▸ **Given entries**:

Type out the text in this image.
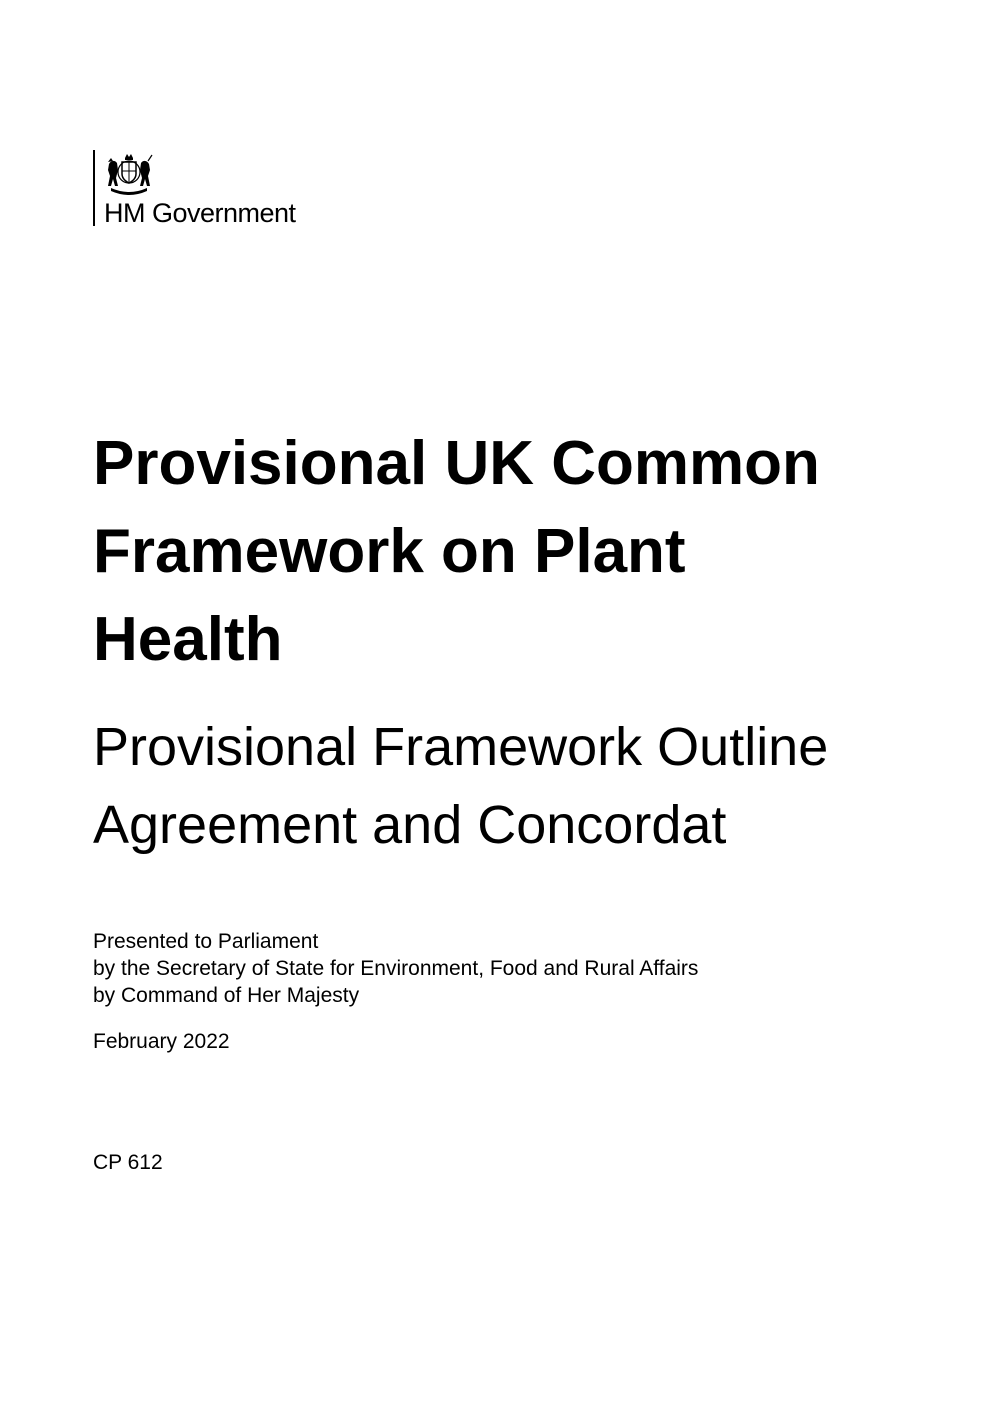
HM Government
Provisional UK Common
Framework on Plant
Health
Provisional Framework Outline
Agreement and Concordat
Presented to Parliament
by the Secretary of State for Environment, Food and Rural Affairs
by Command of Her Majesty
February 2022
CP 612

▸ **Brief**:
Quote the data above in full, leaving out the pictures it holds.

▸ **Task output**:
Type out the text in this image.
HM Government
Provisional UK Common
Framework on Plant
Health
Provisional Framework Outline
Agreement and Concordat
Presented to Parliament
by the Secretary of State for Environment, Food and Rural Affairs
by Command of Her Majesty
February 2022
CP 612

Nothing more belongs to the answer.